▶ _What the exercise asks_
Write out all of the entries exactly as given.
**** Dataset extract ****
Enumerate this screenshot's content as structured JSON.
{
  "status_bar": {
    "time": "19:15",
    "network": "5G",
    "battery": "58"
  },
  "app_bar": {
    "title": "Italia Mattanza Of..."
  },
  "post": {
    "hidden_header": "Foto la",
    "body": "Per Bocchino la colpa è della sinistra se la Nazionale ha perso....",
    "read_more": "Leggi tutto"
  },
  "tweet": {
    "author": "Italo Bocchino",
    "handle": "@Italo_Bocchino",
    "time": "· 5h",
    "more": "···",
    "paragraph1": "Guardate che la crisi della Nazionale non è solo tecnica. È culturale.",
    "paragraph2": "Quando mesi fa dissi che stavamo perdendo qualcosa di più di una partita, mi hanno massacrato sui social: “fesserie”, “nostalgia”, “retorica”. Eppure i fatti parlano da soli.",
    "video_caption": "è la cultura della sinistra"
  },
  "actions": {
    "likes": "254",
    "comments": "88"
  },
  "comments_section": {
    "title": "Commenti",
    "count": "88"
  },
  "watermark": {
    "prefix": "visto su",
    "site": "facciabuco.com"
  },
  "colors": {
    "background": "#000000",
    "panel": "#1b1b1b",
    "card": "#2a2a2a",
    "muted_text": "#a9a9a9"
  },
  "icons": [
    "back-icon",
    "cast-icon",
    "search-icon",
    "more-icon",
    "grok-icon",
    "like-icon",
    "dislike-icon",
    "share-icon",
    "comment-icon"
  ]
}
****
▶ _Solution_
Enumerate this screenshot's content as structured JSON.
{
  "status_bar": {
    "time": "19:15",
    "network": "5G",
    "battery": "58"
  },
  "app_bar": {
    "title": "Italia Mattanza Of..."
  },
  "post": {
    "hidden_header": "Foto la",
    "body": "Per Bocchino la colpa è della sinistra se la Nazionale ha perso....",
    "read_more": "Leggi tutto"
  },
  "tweet": {
    "author": "Italo Bocchino",
    "handle": "@Italo_Bocchino",
    "time": "· 5h",
    "more": "···",
    "paragraph1": "Guardate che la crisi della Nazionale non è solo tecnica. È culturale.",
    "paragraph2": "Quando mesi fa dissi che stavamo perdendo qualcosa di più di una partita, mi hanno massacrato sui social: “fesserie”, “nostalgia”, “retorica”. Eppure i fatti parlano da soli.",
    "video_caption": "è la cultura della sinistra"
  },
  "actions": {
    "likes": "254",
    "comments": "88"
  },
  "comments_section": {
    "title": "Commenti",
    "count": "88"
  },
  "watermark": {
    "prefix": "visto su",
    "site": "facciabuco.com"
  },
  "colors": {
    "background": "#000000",
    "panel": "#1b1b1b",
    "card": "#2a2a2a",
    "muted_text": "#a9a9a9"
  },
  "icons": [
    "back-icon",
    "cast-icon",
    "search-icon",
    "more-icon",
    "grok-icon",
    "like-icon",
    "dislike-icon",
    "share-icon",
    "comment-icon"
  ]
}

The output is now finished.